◆ Stored records ◆

>> start

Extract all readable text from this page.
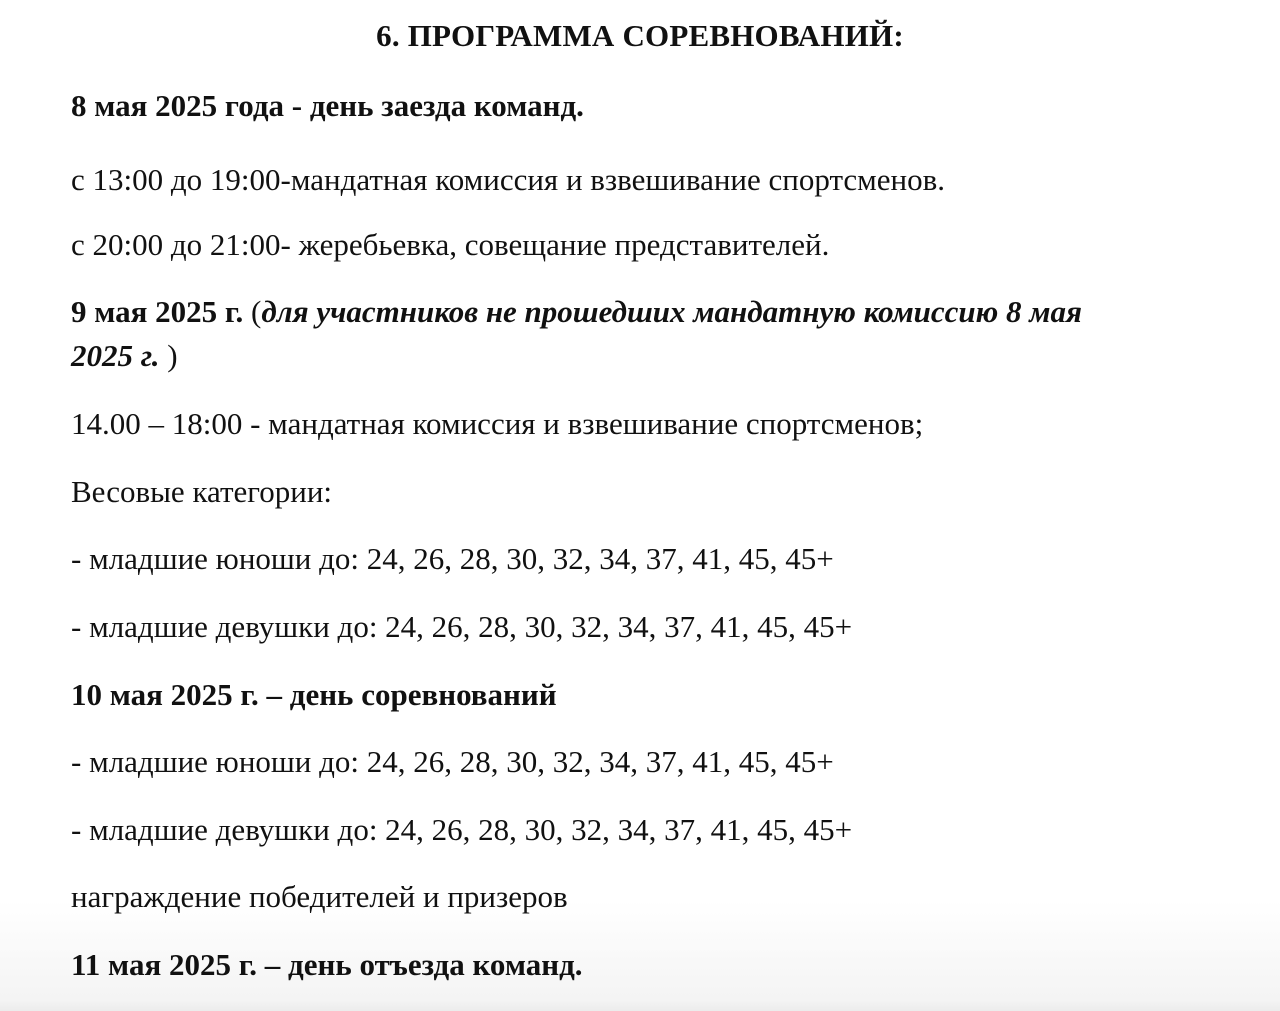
6. ПРОГРАММА СОРЕВНОВАНИЙ:
8 мая 2025 года - день заезда команд.
с 13:00 до 19:00-мандатная комиссия и взвешивание спортсменов.
с 20:00 до 21:00- жеребьевка, совещание представителей.
9 мая 2025 г. (для участников не прошедших мандатную комиссию 8 мая
2025 г. )
14.00 – 18:00 - мандатная комиссия и взвешивание спортсменов;
Весовые категории:
- младшие юноши до: 24, 26, 28, 30, 32, 34, 37, 41, 45, 45+
- младшие девушки до: 24, 26, 28, 30, 32, 34, 37, 41, 45, 45+
10 мая 2025 г. – день соревнований
- младшие юноши до: 24, 26, 28, 30, 32, 34, 37, 41, 45, 45+
- младшие девушки до: 24, 26, 28, 30, 32, 34, 37, 41, 45, 45+
награждение победителей и призеров
11 мая 2025 г. – день отъезда команд.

>> end

◆ EXERCISE ◆
Every line should be retyped exactly, with the pictures omitted.

◆ FULL ANSWER ◆
Extract all readable text from this page.
6. ПРОГРАММА СОРЕВНОВАНИЙ:
8 мая 2025 года - день заезда команд.
с 13:00 до 19:00-мандатная комиссия и взвешивание спортсменов.
с 20:00 до 21:00- жеребьевка, совещание представителей.
9 мая 2025 г. (для участников не прошедших мандатную комиссию 8 мая
2025 г. )
14.00 – 18:00 - мандатная комиссия и взвешивание спортсменов;
Весовые категории:
- младшие юноши до: 24, 26, 28, 30, 32, 34, 37, 41, 45, 45+
- младшие девушки до: 24, 26, 28, 30, 32, 34, 37, 41, 45, 45+
10 мая 2025 г. – день соревнований
- младшие юноши до: 24, 26, 28, 30, 32, 34, 37, 41, 45, 45+
- младшие девушки до: 24, 26, 28, 30, 32, 34, 37, 41, 45, 45+
награждение победителей и призеров
11 мая 2025 г. – день отъезда команд.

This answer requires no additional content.